THE TASK:
Give an exact copy of every line, leaving images out.

# TASK INPUTS start

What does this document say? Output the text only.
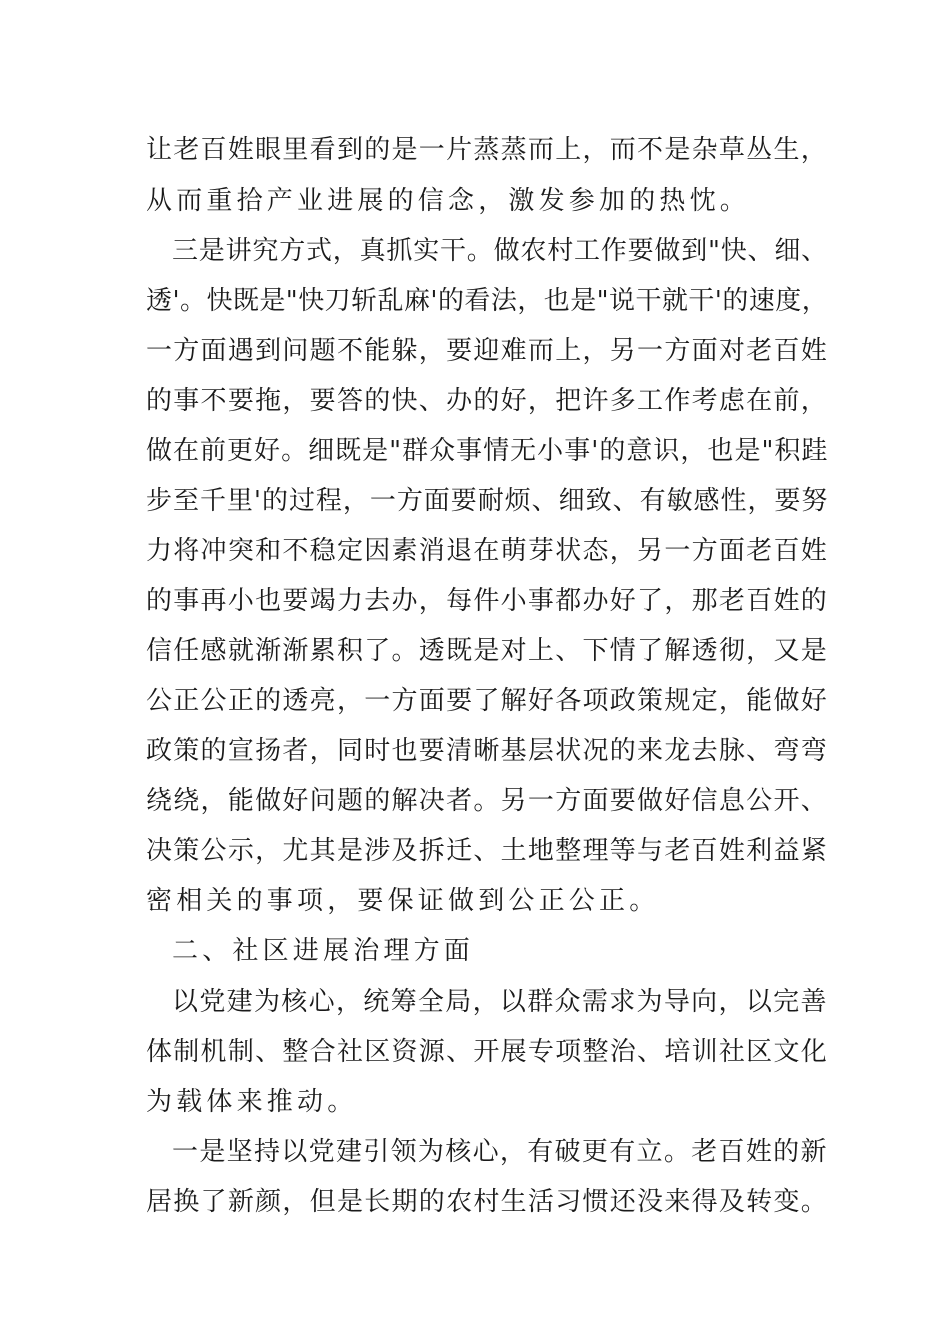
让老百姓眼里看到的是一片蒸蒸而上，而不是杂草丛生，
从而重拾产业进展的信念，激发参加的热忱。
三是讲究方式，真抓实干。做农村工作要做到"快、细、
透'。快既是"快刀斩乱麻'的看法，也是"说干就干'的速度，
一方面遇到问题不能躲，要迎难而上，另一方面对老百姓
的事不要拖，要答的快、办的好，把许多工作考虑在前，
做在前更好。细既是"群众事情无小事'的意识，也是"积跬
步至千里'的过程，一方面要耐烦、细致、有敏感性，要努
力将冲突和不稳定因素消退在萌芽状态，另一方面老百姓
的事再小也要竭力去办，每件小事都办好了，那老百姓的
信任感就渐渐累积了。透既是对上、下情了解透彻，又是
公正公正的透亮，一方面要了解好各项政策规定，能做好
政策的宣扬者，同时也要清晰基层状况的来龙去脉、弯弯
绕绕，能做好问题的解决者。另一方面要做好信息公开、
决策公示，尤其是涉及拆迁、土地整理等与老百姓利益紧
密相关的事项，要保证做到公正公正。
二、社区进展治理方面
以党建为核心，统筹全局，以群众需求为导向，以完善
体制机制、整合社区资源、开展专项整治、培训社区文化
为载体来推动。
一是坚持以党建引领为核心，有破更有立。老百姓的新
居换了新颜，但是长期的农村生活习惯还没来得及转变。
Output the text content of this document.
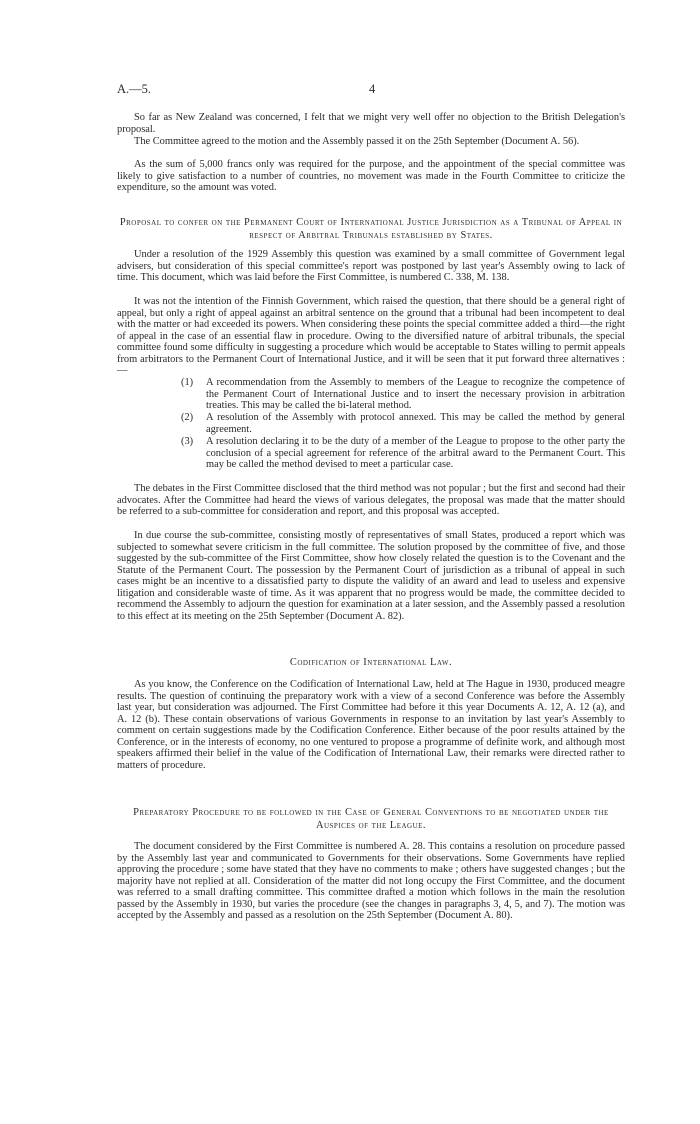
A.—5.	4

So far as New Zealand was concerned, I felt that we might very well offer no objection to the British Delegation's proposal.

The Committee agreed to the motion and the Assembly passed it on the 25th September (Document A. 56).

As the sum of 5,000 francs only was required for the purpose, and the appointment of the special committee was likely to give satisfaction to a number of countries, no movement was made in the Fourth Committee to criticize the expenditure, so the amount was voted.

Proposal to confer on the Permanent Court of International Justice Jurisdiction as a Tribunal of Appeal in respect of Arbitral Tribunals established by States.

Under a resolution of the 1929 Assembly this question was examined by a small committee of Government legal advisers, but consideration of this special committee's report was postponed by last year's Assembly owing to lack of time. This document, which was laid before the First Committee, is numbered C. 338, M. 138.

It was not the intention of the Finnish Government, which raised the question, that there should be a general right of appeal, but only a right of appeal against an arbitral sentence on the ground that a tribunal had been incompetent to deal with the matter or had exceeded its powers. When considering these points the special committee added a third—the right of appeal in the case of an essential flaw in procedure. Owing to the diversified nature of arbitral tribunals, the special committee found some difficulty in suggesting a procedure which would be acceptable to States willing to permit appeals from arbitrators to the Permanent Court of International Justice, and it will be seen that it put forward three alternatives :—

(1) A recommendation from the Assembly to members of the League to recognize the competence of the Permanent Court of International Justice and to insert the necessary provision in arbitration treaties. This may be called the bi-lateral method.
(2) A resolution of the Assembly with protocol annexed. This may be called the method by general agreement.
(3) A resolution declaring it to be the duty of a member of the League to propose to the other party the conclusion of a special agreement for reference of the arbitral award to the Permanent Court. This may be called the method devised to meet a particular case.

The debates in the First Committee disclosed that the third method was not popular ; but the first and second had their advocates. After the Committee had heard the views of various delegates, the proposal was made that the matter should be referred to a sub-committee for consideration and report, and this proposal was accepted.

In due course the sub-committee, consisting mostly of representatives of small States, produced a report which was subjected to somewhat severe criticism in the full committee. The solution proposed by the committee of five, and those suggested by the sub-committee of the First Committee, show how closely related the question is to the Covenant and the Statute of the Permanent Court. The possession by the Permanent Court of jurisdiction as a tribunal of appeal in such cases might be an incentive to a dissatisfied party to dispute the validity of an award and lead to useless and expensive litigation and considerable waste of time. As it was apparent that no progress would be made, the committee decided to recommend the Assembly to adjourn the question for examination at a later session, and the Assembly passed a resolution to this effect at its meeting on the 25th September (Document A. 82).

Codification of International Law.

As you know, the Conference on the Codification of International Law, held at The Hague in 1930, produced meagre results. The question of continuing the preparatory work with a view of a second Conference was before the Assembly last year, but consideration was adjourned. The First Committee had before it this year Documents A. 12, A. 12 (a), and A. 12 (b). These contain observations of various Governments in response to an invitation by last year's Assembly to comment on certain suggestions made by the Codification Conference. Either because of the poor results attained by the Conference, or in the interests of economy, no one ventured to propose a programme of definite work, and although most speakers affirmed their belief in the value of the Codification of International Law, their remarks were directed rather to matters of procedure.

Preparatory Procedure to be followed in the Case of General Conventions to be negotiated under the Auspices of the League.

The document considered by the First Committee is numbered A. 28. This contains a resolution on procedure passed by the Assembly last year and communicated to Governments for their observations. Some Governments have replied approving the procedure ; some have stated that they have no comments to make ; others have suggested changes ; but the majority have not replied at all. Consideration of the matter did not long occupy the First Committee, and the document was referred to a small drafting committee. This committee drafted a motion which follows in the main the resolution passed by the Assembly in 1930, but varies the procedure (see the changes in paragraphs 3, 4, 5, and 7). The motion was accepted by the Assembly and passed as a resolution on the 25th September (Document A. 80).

# TASK INPUTS end

COMPLETE ANSWER:
What does this document say? Output the text only.
让老百姓眼里看到的是一片蒸蒸而上，而不是杂草丛生，
从而重拾产业进展的信念，激发参加的热忱。
三是讲究方式，真抓实干。做农村工作要做到"快、细、
透'。快既是"快刀斩乱麻'的看法，也是"说干就干'的速度，
一方面遇到问题不能躲，要迎难而上，另一方面对老百姓
的事不要拖，要答的快、办的好，把许多工作考虑在前，
做在前更好。细既是"群众事情无小事'的意识，也是"积跬
步至千里'的过程，一方面要耐烦、细致、有敏感性，要努
力将冲突和不稳定因素消退在萌芽状态，另一方面老百姓
的事再小也要竭力去办，每件小事都办好了，那老百姓的
信任感就渐渐累积了。透既是对上、下情了解透彻，又是
公正公正的透亮，一方面要了解好各项政策规定，能做好
政策的宣扬者，同时也要清晰基层状况的来龙去脉、弯弯
绕绕，能做好问题的解决者。另一方面要做好信息公开、
决策公示，尤其是涉及拆迁、土地整理等与老百姓利益紧
密相关的事项，要保证做到公正公正。
二、社区进展治理方面
以党建为核心，统筹全局，以群众需求为导向，以完善
体制机制、整合社区资源、开展专项整治、培训社区文化
为载体来推动。
一是坚持以党建引领为核心，有破更有立。老百姓的新
居换了新颜，但是长期的农村生活习惯还没来得及转变。
Output the text content of this document.
A.—5.	4

So far as New Zealand was concerned, I felt that we might very well offer no objection to the British Delegation's proposal.

The Committee agreed to the motion and the Assembly passed it on the 25th September (Document A. 56).

As the sum of 5,000 francs only was required for the purpose, and the appointment of the special committee was likely to give satisfaction to a number of countries, no movement was made in the Fourth Committee to criticize the expenditure, so the amount was voted.

Proposal to confer on the Permanent Court of International Justice Jurisdiction as a Tribunal of Appeal in respect of Arbitral Tribunals established by States.

Under a resolution of the 1929 Assembly this question was examined by a small committee of Government legal advisers, but consideration of this special committee's report was postponed by last year's Assembly owing to lack of time. This document, which was laid before the First Committee, is numbered C. 338, M. 138.

It was not the intention of the Finnish Government, which raised the question, that there should be a general right of appeal, but only a right of appeal against an arbitral sentence on the ground that a tribunal had been incompetent to deal with the matter or had exceeded its powers. When considering these points the special committee added a third—the right of appeal in the case of an essential flaw in procedure. Owing to the diversified nature of arbitral tribunals, the special committee found some difficulty in suggesting a procedure which would be acceptable to States willing to permit appeals from arbitrators to the Permanent Court of International Justice, and it will be seen that it put forward three alternatives :—

(1) A recommendation from the Assembly to members of the League to recognize the competence of the Permanent Court of International Justice and to insert the necessary provision in arbitration treaties. This may be called the bi-lateral method.
(2) A resolution of the Assembly with protocol annexed. This may be called the method by general agreement.
(3) A resolution declaring it to be the duty of a member of the League to propose to the other party the conclusion of a special agreement for reference of the arbitral award to the Permanent Court. This may be called the method devised to meet a particular case.

The debates in the First Committee disclosed that the third method was not popular ; but the first and second had their advocates. After the Committee had heard the views of various delegates, the proposal was made that the matter should be referred to a sub-committee for consideration and report, and this proposal was accepted.

In due course the sub-committee, consisting mostly of representatives of small States, produced a report which was subjected to somewhat severe criticism in the full committee. The solution proposed by the committee of five, and those suggested by the sub-committee of the First Committee, show how closely related the question is to the Covenant and the Statute of the Permanent Court. The possession by the Permanent Court of jurisdiction as a tribunal of appeal in such cases might be an incentive to a dissatisfied party to dispute the validity of an award and lead to useless and expensive litigation and considerable waste of time. As it was apparent that no progress would be made, the committee decided to recommend the Assembly to adjourn the question for examination at a later session, and the Assembly passed a resolution to this effect at its meeting on the 25th September (Document A. 82).

Codification of International Law.

As you know, the Conference on the Codification of International Law, held at The Hague in 1930, produced meagre results. The question of continuing the preparatory work with a view of a second Conference was before the Assembly last year, but consideration was adjourned. The First Committee had before it this year Documents A. 12, A. 12 (a), and A. 12 (b). These contain observations of various Governments in response to an invitation by last year's Assembly to comment on certain suggestions made by the Codification Conference. Either because of the poor results attained by the Conference, or in the interests of economy, no one ventured to propose a programme of definite work, and although most speakers affirmed their belief in the value of the Codification of International Law, their remarks were directed rather to matters of procedure.

Preparatory Procedure to be followed in the Case of General Conventions to be negotiated under the Auspices of the League.

The document considered by the First Committee is numbered A. 28. This contains a resolution on procedure passed by the Assembly last year and communicated to Governments for their observations. Some Governments have replied approving the procedure ; some have stated that they have no comments to make ; others have suggested changes ; but the majority have not replied at all. Consideration of the matter did not long occupy the First Committee, and the document was referred to a small drafting committee. This committee drafted a motion which follows in the main the resolution passed by the Assembly in 1930, but varies the procedure (see the changes in paragraphs 3, 4, 5, and 7). The motion was accepted by the Assembly and passed as a resolution on the 25th September (Document A. 80).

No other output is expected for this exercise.